- **Work to complete**:
Report the count of lines that carry the string "marker", and add nothing.

- **The data**:
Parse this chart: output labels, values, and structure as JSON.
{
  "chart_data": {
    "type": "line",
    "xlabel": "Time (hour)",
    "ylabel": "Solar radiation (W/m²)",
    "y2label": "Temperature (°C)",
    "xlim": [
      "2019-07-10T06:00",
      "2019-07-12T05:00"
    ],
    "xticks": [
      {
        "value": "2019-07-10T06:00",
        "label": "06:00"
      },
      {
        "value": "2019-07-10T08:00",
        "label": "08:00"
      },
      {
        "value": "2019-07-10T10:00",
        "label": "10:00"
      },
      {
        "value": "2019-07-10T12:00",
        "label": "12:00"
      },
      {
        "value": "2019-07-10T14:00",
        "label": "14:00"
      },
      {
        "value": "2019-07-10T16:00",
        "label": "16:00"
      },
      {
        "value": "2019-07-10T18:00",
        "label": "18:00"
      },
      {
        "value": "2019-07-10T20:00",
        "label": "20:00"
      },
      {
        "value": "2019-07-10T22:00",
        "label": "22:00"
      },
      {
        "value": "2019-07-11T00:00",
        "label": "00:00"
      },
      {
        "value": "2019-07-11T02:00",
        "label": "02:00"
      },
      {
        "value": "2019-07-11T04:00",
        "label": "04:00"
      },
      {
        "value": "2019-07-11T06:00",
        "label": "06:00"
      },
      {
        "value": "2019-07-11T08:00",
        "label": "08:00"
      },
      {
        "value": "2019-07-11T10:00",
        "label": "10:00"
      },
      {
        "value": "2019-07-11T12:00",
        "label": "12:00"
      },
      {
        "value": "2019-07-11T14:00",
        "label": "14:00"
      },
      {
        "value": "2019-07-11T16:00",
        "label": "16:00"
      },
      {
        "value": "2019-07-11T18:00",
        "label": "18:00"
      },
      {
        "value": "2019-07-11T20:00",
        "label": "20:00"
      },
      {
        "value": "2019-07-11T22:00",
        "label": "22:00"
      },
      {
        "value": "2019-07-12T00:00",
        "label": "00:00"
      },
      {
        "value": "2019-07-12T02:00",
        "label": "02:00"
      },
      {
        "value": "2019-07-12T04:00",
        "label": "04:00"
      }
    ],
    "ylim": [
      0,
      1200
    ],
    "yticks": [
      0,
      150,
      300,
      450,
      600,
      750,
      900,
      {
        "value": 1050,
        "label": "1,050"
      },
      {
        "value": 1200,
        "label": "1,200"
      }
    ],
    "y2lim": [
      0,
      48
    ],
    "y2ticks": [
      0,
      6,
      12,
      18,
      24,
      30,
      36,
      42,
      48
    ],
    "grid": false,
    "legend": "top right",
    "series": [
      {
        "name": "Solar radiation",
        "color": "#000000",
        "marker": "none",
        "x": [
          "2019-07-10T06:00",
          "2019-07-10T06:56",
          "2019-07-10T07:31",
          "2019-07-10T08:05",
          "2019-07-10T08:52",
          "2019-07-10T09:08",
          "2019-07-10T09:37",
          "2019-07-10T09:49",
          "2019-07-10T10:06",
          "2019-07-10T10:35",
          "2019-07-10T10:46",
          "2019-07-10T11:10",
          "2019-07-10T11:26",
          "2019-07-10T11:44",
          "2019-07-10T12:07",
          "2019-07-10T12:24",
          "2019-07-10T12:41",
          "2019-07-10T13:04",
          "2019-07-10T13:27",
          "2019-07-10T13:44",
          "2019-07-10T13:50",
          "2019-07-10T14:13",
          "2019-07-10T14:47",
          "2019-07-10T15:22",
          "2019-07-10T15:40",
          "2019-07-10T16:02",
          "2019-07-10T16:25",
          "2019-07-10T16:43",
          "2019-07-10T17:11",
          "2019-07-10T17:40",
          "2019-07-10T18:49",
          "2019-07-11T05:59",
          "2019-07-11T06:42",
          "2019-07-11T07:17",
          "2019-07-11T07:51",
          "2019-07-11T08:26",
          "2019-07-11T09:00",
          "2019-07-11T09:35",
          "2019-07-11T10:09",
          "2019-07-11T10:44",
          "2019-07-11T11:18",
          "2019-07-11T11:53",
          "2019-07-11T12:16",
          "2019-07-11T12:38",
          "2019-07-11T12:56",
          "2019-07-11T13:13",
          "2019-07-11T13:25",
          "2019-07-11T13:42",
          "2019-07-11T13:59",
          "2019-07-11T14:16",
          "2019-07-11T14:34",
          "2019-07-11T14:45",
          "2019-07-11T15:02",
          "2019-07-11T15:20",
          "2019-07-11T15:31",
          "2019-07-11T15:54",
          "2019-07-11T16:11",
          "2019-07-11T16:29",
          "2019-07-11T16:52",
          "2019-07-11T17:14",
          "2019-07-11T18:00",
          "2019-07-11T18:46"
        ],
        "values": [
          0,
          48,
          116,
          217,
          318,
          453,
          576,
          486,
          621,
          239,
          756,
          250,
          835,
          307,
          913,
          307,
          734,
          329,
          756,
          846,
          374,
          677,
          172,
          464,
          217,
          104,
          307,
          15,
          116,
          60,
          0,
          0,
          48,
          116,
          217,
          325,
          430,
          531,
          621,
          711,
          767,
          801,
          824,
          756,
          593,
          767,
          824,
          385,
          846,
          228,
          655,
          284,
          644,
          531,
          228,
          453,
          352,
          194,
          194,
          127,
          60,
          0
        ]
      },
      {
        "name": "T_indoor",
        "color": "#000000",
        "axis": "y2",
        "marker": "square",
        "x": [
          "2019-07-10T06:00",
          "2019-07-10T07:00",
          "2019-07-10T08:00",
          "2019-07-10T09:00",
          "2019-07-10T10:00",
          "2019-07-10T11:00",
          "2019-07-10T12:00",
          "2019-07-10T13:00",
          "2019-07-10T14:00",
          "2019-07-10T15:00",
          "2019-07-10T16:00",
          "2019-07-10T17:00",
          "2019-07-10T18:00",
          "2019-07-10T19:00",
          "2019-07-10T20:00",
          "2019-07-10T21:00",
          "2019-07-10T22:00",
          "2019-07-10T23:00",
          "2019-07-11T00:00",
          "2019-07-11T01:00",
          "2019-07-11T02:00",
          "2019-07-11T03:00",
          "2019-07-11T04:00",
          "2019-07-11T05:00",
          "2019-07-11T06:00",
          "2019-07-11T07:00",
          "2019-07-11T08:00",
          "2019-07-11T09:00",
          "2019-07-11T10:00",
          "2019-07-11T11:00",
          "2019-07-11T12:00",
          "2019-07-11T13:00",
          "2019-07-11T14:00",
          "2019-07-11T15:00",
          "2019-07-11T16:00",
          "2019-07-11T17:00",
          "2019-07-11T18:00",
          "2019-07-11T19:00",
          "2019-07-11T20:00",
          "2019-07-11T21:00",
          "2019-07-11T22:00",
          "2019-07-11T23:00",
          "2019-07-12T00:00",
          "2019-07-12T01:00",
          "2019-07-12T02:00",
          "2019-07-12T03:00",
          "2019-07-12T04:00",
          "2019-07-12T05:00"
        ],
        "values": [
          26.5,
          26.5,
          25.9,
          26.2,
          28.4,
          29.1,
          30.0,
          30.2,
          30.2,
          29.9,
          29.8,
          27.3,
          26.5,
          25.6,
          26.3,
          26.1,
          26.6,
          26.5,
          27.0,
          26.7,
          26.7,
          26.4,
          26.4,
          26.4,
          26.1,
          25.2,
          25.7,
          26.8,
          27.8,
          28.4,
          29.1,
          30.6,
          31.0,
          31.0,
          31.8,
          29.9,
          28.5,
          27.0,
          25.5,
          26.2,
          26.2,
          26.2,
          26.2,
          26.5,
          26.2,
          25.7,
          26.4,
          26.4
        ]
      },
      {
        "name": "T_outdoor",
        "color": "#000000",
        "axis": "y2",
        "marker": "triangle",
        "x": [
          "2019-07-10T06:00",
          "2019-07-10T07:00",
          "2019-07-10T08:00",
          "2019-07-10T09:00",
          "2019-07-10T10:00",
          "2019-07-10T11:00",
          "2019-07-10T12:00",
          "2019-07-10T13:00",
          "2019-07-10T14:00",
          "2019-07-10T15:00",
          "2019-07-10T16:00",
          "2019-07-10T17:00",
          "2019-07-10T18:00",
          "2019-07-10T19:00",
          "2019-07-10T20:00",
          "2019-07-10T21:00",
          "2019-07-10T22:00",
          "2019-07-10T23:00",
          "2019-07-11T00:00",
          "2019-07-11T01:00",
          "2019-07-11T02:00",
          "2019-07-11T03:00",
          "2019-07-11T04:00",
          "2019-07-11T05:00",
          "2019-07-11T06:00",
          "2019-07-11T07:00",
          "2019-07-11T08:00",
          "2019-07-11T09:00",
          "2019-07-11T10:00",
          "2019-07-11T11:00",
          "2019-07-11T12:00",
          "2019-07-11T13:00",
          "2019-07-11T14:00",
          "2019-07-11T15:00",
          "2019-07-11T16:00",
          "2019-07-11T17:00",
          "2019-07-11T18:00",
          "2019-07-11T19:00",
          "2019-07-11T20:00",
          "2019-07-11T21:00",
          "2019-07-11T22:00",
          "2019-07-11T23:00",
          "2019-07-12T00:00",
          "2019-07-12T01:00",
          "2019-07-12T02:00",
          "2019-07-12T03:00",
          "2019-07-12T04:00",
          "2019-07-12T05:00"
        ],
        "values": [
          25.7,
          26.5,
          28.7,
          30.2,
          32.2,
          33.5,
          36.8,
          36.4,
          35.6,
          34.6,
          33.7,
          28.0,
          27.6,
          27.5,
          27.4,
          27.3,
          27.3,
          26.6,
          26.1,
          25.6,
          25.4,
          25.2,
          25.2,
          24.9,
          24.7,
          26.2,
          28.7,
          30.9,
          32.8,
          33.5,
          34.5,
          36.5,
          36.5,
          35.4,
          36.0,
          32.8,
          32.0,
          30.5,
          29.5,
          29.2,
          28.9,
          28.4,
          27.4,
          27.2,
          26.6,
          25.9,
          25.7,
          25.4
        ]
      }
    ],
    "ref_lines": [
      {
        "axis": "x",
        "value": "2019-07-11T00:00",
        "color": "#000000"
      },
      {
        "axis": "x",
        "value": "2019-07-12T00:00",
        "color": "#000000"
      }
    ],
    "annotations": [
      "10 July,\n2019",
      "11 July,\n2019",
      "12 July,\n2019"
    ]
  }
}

- **Solution to this problem**:
3